**Task goal**. Tally every line of the material that includes "Kisa", then give the tally and nothing else.

**Data section**.
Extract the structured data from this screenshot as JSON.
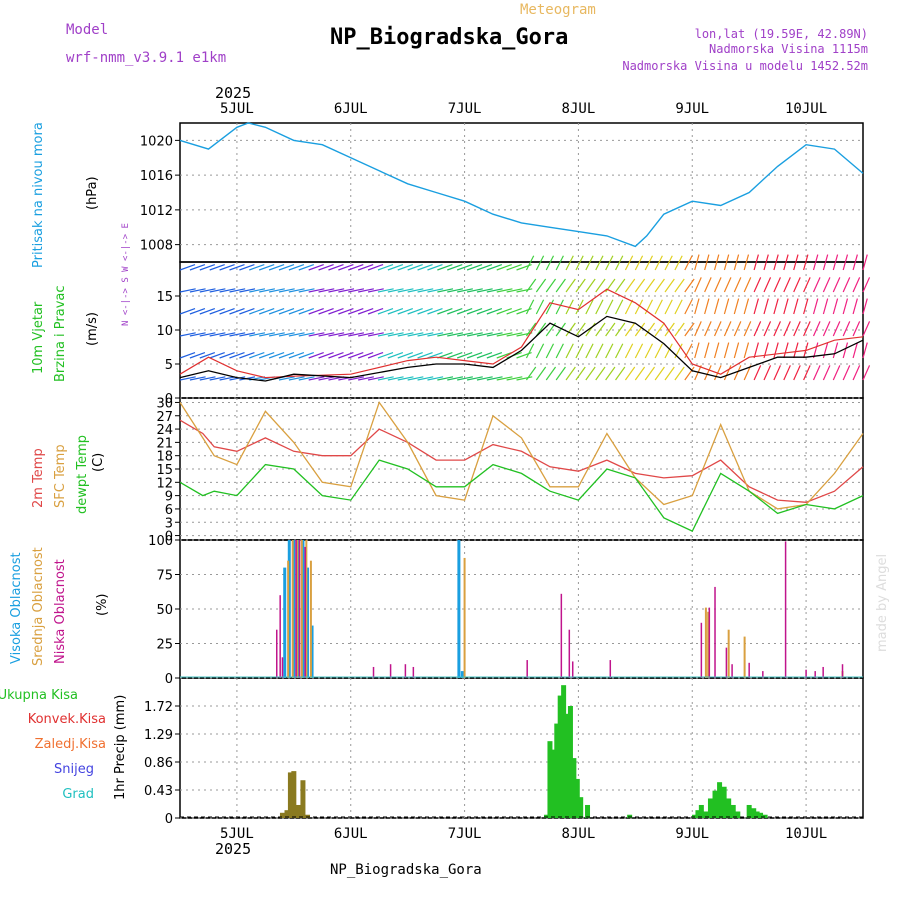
{
  "header": {
    "model_label": "Model",
    "model_name": "wrf-nmm_v3.9.1 e1km",
    "meteogram_label": "Meteogram",
    "title": "NP_Biogradska_Gora",
    "coords": "lon,lat (19.59E, 42.89N)",
    "altitude": "Nadmorska Visina 1115m",
    "model_altitude": "Nadmorska Visina u modelu 1452.52m"
  },
  "footer": {
    "station": "NP_Biogradska_Gora",
    "watermark": "made by Angel"
  },
  "time_axis": {
    "year": "2025",
    "day_labels": [
      "5JUL",
      "6JUL",
      "7JUL",
      "8JUL",
      "9JUL",
      "10JUL"
    ],
    "day_positions": [
      0.5,
      1.5,
      2.5,
      3.5,
      4.5,
      5.5
    ],
    "range": [
      0,
      6
    ]
  },
  "colors": {
    "pressure": "#1a9fe0",
    "wind_speed": "#000000",
    "gust": "#e03030",
    "temp2m": "#e04848",
    "sfc_temp": "#d9a040",
    "dewpoint": "#22c022",
    "high_cloud": "#1a9fe0",
    "mid_cloud": "#d9a040",
    "low_cloud": "#c0148c",
    "total_precip": "#22c022",
    "conv_precip": "#e03030",
    "strat_precip": "#f07030",
    "snow": "#4444e0",
    "hail": "#20c0c0",
    "purple_text": "#a040c8"
  },
  "chart_data": [
    {
      "type": "line",
      "panel": "pressure",
      "ylabel": "Pritisak na nivou mora",
      "unit": "(hPa)",
      "ylim": [
        1006,
        1022
      ],
      "yticks": [
        "1008",
        "1012",
        "1016",
        "1020"
      ],
      "x": [
        0,
        0.25,
        0.5,
        0.6,
        0.75,
        1.0,
        1.25,
        1.5,
        1.75,
        2.0,
        2.25,
        2.5,
        2.75,
        3.0,
        3.25,
        3.5,
        3.75,
        4.0,
        4.1,
        4.25,
        4.5,
        4.75,
        5.0,
        5.25,
        5.5,
        5.75,
        6.0
      ],
      "y": [
        1020,
        1019,
        1021.5,
        1022,
        1021.5,
        1020,
        1019.5,
        1018,
        1016.5,
        1015,
        1014,
        1013,
        1011.5,
        1010.5,
        1010,
        1009.5,
        1009,
        1007.8,
        1009,
        1011.5,
        1013,
        1012.5,
        1014,
        1017,
        1019.5,
        1019,
        1016.2
      ]
    },
    {
      "type": "line",
      "panel": "wind",
      "ylabel": "10m Vjetar",
      "ylabel2": "Brzina i Pravac",
      "unit": "(m/s)",
      "compass": "N <-|-> S   W <-|-> E",
      "ylim": [
        0,
        20
      ],
      "yticks": [
        "0",
        "5",
        "10",
        "15"
      ],
      "series": [
        {
          "name": "speed",
          "x": [
            0,
            0.25,
            0.5,
            0.75,
            1.0,
            1.5,
            2.0,
            2.25,
            2.5,
            2.75,
            3.0,
            3.25,
            3.5,
            3.75,
            4.0,
            4.25,
            4.5,
            4.75,
            5.0,
            5.25,
            5.5,
            5.75,
            6.0
          ],
          "y": [
            3,
            4,
            3,
            2.5,
            3.5,
            3,
            4.5,
            5,
            5,
            4.5,
            7,
            11,
            9,
            12,
            11,
            8,
            4,
            3,
            4.5,
            6,
            6,
            6.5,
            8.5
          ]
        },
        {
          "name": "gust",
          "x": [
            0,
            0.25,
            0.5,
            0.75,
            1.0,
            1.5,
            2.0,
            2.25,
            2.5,
            2.75,
            3.0,
            3.25,
            3.5,
            3.75,
            4.0,
            4.25,
            4.5,
            4.75,
            5.0,
            5.25,
            5.5,
            5.75,
            6.0
          ],
          "y": [
            3.5,
            6,
            4,
            3,
            3.2,
            3.5,
            5.5,
            6,
            5.5,
            5,
            7.5,
            14,
            13,
            16,
            14,
            11,
            5,
            3.5,
            6,
            6.5,
            7,
            8.5,
            9
          ]
        }
      ],
      "barb_colors": [
        "#2060e0",
        "#2090e0",
        "#8020d0",
        "#20c0c0",
        "#20c060",
        "#40d040",
        "#a0d020",
        "#e0d020",
        "#f08020",
        "#f02040",
        "#f02080"
      ]
    },
    {
      "type": "line",
      "panel": "temperature",
      "ylabel": "2m Temp",
      "ylabel2": "SFC Temp",
      "ylabel3": "dewpt Temp",
      "unit": "(C)",
      "ylim": [
        -1,
        31
      ],
      "yticks": [
        "0",
        "3",
        "6",
        "9",
        "12",
        "15",
        "18",
        "21",
        "24",
        "27",
        "30"
      ],
      "series": [
        {
          "name": "2m Temp",
          "x": [
            0,
            0.2,
            0.3,
            0.5,
            0.75,
            1.0,
            1.25,
            1.5,
            1.75,
            2.0,
            2.25,
            2.5,
            2.75,
            3.0,
            3.25,
            3.5,
            3.75,
            4.0,
            4.25,
            4.5,
            4.75,
            5.0,
            5.25,
            5.5,
            5.75,
            6.0
          ],
          "y": [
            26,
            23,
            20,
            19,
            22,
            19,
            18,
            18,
            24,
            21,
            17,
            17,
            20.5,
            19,
            15.5,
            14.5,
            17,
            14,
            13,
            13.5,
            17,
            11,
            8,
            7.5,
            10,
            15.5
          ]
        },
        {
          "name": "SFC Temp",
          "x": [
            0,
            0.2,
            0.3,
            0.5,
            0.75,
            1.0,
            1.25,
            1.5,
            1.75,
            2.0,
            2.25,
            2.5,
            2.75,
            3.0,
            3.25,
            3.5,
            3.75,
            4.0,
            4.25,
            4.5,
            4.75,
            5.0,
            5.25,
            5.5,
            5.75,
            6.0
          ],
          "y": [
            30,
            22,
            18,
            16,
            28,
            21,
            12,
            11,
            30,
            21,
            9,
            8,
            27,
            22,
            11,
            11,
            23,
            13,
            7,
            9,
            25,
            10,
            6,
            7,
            14,
            23
          ]
        },
        {
          "name": "dewpt Temp",
          "x": [
            0,
            0.2,
            0.3,
            0.5,
            0.75,
            1.0,
            1.25,
            1.5,
            1.75,
            2.0,
            2.25,
            2.5,
            2.75,
            3.0,
            3.25,
            3.5,
            3.75,
            4.0,
            4.25,
            4.5,
            4.75,
            5.0,
            5.25,
            5.5,
            5.75,
            6.0
          ],
          "y": [
            12,
            9,
            10,
            9,
            16,
            15,
            9,
            8,
            17,
            15,
            11,
            11,
            16,
            14,
            10,
            8,
            15,
            13,
            4,
            1,
            14,
            10,
            5,
            7,
            6,
            9
          ]
        }
      ]
    },
    {
      "type": "bar",
      "panel": "clouds",
      "ylabels": [
        "Visoka Oblacnost",
        "Srednja Oblacnost",
        "Niska Oblacnost"
      ],
      "unit": "(%)",
      "ylim": [
        0,
        100
      ],
      "yticks": [
        "0",
        "25",
        "50",
        "75",
        "100"
      ],
      "series": [
        {
          "name": "Visoka Oblacnost",
          "x": [
            0.92,
            0.96,
            1.0,
            1.04,
            1.08,
            1.12,
            1.16,
            2.45,
            2.48
          ],
          "y": [
            80,
            100,
            100,
            100,
            100,
            80,
            38,
            100,
            5
          ]
        },
        {
          "name": "Srednja Oblacnost",
          "x": [
            0.95,
            0.99,
            1.03,
            1.07,
            1.11,
            1.15,
            2.5,
            4.62,
            4.64,
            4.82,
            4.96,
            5.82
          ],
          "y": [
            85,
            100,
            100,
            100,
            100,
            85,
            87,
            51,
            48,
            35,
            30,
            5
          ]
        },
        {
          "name": "Niska Oblacnost",
          "x": [
            0.85,
            0.88,
            0.9,
            1.02,
            1.05,
            1.1,
            1.7,
            1.85,
            1.98,
            2.05,
            3.05,
            3.35,
            3.42,
            3.45,
            3.78,
            4.58,
            4.65,
            4.7,
            4.8,
            4.85,
            5.0,
            5.12,
            5.32,
            5.5,
            5.58,
            5.65,
            5.82
          ],
          "y": [
            35,
            60,
            15,
            100,
            100,
            95,
            8,
            10,
            10,
            8,
            13,
            61,
            35,
            12,
            13,
            40,
            51,
            66,
            22,
            10,
            11,
            5,
            99,
            6,
            5,
            8,
            10
          ]
        }
      ]
    },
    {
      "type": "bar",
      "panel": "precipitation",
      "legend": [
        "Ukupna Kisa",
        "Konvek.Kisa",
        "Zaledj.Kisa",
        "Snijeg",
        "Grad"
      ],
      "ylabel": "1hr Precip (mm)",
      "ylim": [
        0,
        2.15
      ],
      "yticks": [
        "0",
        "0.43",
        "0.86",
        "1.29",
        "1.72"
      ],
      "series": [
        {
          "name": "Ukupna Kisa",
          "x": [
            3.22,
            3.25,
            3.28,
            3.31,
            3.34,
            3.37,
            3.4,
            3.43,
            3.46,
            3.49,
            3.52,
            3.58,
            3.95,
            4.52,
            4.55,
            4.58,
            4.62,
            4.66,
            4.7,
            4.74,
            4.78,
            4.82,
            4.86,
            4.9,
            5.0,
            5.04,
            5.07,
            5.1,
            5.14
          ],
          "y": [
            0.05,
            1.18,
            1.05,
            1.45,
            1.88,
            2.04,
            1.6,
            1.72,
            0.92,
            0.6,
            0.32,
            0.2,
            0.05,
            0.05,
            0.12,
            0.2,
            0.1,
            0.3,
            0.42,
            0.55,
            0.48,
            0.3,
            0.2,
            0.1,
            0.2,
            0.15,
            0.1,
            0.08,
            0.05
          ]
        },
        {
          "name": "Zaledj.Kisa",
          "x": [
            0.9,
            0.94,
            0.97,
            1.0,
            1.04,
            1.08,
            1.12
          ],
          "y": [
            0.08,
            0.12,
            0.7,
            0.72,
            0.2,
            0.58,
            0.05
          ]
        }
      ]
    }
  ]
}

**Solved problem**. 5